Extracted records:
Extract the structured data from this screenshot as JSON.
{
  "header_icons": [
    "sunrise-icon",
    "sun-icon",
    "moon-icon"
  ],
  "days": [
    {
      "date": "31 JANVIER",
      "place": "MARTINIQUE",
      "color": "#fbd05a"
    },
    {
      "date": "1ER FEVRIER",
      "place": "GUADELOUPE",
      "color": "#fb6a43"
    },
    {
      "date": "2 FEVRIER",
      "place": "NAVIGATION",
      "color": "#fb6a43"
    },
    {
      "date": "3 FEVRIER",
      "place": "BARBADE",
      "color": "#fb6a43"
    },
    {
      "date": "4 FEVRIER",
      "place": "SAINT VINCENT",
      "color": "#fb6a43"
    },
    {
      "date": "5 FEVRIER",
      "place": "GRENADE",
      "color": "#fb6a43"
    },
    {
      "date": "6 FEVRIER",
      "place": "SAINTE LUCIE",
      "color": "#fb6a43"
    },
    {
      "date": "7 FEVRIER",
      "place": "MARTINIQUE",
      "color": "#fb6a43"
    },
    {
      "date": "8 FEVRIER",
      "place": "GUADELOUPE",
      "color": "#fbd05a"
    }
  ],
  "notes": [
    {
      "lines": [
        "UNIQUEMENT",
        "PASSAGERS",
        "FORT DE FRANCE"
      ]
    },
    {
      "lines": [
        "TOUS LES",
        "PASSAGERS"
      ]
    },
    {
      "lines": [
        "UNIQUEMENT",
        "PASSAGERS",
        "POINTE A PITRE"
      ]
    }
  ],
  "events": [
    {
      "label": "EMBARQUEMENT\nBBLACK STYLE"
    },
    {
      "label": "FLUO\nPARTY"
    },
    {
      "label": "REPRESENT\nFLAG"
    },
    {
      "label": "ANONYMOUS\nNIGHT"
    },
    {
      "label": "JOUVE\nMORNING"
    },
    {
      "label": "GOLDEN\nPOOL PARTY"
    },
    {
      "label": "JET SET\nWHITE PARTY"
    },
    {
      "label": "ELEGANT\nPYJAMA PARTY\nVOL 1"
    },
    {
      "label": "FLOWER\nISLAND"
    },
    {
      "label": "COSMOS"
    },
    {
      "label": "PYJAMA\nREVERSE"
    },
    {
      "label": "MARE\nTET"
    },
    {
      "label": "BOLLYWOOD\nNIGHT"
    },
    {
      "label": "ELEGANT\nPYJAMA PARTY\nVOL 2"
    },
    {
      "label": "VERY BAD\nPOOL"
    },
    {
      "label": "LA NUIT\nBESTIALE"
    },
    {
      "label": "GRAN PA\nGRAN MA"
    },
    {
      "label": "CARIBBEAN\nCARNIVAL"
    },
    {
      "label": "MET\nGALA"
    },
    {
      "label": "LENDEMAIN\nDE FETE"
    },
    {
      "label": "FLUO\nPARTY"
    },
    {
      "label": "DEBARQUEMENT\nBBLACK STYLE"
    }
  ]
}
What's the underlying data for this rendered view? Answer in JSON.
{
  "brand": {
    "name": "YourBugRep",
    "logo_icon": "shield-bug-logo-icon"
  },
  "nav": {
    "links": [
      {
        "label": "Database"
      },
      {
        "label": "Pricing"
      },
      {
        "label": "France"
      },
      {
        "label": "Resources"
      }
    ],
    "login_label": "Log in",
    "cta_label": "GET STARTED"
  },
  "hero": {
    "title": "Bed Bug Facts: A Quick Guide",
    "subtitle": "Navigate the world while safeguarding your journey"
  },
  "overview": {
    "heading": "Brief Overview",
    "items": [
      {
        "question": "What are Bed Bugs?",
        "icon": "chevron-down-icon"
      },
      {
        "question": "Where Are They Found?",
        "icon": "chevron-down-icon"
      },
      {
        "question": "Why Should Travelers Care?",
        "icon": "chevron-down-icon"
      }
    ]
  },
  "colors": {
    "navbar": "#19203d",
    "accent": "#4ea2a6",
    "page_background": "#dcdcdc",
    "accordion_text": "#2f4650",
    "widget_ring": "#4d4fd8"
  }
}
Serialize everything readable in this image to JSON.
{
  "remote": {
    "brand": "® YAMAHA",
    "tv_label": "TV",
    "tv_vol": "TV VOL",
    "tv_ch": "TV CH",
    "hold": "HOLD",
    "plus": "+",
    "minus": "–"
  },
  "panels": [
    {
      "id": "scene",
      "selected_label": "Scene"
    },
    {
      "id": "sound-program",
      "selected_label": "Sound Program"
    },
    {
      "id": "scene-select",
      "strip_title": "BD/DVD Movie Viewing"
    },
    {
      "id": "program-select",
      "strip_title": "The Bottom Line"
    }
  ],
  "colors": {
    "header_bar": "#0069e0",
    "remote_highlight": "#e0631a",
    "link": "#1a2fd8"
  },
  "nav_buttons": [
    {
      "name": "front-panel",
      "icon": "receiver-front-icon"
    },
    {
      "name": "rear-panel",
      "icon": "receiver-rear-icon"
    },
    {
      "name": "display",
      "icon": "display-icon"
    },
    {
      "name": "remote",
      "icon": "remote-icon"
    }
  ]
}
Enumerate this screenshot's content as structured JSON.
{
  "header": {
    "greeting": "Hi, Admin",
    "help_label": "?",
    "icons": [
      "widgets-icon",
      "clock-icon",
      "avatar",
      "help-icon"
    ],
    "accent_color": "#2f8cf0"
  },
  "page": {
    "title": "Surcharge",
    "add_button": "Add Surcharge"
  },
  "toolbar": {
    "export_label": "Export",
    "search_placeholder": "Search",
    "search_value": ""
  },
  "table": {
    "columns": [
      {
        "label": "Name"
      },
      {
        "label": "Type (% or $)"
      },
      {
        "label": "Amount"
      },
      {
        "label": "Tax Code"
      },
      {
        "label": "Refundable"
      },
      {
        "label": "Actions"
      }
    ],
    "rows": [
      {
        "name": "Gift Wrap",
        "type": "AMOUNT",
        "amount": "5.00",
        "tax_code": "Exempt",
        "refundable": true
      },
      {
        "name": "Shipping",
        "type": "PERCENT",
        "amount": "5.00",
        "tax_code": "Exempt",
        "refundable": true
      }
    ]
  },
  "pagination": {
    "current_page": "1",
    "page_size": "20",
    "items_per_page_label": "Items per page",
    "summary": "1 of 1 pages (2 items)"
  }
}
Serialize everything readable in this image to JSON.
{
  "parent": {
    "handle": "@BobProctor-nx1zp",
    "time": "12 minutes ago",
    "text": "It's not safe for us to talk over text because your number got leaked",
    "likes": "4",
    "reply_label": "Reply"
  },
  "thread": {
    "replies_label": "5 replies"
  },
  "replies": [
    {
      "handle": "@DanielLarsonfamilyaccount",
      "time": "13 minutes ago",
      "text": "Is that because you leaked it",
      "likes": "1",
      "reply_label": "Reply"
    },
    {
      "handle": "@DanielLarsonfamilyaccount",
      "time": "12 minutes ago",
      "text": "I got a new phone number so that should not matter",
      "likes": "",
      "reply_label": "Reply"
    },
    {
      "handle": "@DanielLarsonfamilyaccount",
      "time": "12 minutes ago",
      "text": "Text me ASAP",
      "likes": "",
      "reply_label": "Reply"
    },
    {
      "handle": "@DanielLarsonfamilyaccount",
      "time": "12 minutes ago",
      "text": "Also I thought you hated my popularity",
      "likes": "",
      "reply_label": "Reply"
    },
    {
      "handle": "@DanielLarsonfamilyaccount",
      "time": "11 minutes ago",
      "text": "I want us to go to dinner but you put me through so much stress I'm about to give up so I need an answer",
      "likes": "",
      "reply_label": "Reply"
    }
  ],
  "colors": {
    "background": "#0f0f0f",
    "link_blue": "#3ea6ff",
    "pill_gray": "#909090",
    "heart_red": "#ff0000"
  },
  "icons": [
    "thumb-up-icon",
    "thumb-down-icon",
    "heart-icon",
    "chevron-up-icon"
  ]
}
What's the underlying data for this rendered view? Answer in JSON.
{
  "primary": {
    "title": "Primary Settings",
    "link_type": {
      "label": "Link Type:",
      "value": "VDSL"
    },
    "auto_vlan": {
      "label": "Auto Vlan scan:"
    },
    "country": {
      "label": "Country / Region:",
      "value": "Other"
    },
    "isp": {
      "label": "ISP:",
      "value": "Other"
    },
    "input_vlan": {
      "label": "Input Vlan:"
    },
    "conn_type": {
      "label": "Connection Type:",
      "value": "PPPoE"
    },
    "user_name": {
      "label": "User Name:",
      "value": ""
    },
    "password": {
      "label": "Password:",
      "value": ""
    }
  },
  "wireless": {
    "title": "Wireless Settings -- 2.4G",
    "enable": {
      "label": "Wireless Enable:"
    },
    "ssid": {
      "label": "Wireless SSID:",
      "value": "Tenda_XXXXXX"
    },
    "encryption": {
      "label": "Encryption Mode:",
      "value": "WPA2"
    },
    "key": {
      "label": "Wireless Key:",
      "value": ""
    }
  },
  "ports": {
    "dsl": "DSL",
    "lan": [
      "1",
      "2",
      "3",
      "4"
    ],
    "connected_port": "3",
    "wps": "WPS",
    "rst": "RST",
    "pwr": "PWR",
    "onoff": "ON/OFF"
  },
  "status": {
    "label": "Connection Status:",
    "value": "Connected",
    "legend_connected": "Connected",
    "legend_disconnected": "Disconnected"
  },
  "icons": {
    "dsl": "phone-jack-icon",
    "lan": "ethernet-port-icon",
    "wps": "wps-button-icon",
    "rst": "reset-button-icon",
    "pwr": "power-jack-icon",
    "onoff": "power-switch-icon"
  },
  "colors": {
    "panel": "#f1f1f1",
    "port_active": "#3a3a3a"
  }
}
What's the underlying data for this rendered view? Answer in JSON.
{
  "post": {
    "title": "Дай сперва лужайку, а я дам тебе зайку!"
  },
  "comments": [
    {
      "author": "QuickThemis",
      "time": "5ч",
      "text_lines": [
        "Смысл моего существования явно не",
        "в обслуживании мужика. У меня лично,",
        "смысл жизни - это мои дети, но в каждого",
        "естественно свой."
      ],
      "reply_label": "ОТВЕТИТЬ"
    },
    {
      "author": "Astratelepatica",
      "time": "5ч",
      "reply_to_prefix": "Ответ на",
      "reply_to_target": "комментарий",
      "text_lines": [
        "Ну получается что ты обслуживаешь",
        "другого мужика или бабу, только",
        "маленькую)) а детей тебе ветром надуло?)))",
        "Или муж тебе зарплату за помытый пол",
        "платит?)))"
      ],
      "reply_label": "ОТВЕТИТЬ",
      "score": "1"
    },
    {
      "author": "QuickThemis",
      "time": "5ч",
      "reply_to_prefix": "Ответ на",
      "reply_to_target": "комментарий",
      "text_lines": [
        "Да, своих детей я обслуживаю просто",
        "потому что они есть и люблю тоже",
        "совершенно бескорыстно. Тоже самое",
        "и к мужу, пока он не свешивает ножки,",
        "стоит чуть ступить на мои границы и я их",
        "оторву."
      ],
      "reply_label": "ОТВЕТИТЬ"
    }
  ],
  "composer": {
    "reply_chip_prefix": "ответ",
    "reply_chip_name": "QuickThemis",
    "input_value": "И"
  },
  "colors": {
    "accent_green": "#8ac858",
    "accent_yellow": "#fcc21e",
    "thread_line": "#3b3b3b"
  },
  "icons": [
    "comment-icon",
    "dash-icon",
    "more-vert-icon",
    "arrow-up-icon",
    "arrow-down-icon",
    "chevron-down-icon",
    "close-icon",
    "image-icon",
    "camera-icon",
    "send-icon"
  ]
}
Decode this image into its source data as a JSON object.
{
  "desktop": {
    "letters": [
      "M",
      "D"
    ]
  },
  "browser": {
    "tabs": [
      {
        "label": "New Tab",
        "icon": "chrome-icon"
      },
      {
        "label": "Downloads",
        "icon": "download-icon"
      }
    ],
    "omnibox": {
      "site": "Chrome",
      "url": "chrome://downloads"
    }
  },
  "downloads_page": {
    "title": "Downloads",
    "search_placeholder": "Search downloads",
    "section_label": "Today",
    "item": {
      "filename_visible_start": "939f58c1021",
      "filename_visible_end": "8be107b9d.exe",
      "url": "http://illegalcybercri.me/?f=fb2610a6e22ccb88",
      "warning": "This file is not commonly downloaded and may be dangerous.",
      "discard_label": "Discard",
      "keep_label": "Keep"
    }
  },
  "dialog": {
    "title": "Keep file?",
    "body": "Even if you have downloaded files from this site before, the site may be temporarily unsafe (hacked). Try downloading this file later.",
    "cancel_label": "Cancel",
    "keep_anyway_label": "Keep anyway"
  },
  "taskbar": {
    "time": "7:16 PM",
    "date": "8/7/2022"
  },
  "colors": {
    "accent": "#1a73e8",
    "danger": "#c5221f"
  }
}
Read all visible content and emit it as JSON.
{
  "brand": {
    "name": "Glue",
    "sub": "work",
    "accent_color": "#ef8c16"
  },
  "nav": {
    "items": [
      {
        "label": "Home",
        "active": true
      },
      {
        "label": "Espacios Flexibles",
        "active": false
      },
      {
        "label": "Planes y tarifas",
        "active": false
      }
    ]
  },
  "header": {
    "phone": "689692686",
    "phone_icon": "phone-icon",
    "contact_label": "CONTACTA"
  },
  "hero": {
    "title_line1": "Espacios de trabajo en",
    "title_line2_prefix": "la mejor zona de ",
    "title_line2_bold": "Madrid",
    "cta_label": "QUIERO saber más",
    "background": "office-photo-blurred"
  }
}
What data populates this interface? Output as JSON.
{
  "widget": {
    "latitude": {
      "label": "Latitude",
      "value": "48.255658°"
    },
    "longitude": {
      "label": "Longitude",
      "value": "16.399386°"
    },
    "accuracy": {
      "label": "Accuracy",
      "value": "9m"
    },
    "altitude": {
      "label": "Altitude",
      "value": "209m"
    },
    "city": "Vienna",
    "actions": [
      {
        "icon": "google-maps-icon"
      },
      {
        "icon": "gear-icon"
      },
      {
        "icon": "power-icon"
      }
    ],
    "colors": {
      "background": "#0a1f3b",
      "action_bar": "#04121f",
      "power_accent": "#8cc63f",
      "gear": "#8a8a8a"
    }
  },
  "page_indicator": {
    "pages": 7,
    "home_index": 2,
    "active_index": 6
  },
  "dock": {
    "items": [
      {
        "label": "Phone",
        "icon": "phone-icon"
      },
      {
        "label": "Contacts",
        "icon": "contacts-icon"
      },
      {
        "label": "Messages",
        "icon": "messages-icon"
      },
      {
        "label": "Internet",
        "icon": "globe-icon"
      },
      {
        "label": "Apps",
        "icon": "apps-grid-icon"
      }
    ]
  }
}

_Task_. Look through the entries above. Extract each line with the word "image".

_Result of the exercise_.
Serialize everything readable in this image to JSON.
Serialize everything readable in this image to JSON.
    "image-icon",
Decode this image into its source data as a JSON object.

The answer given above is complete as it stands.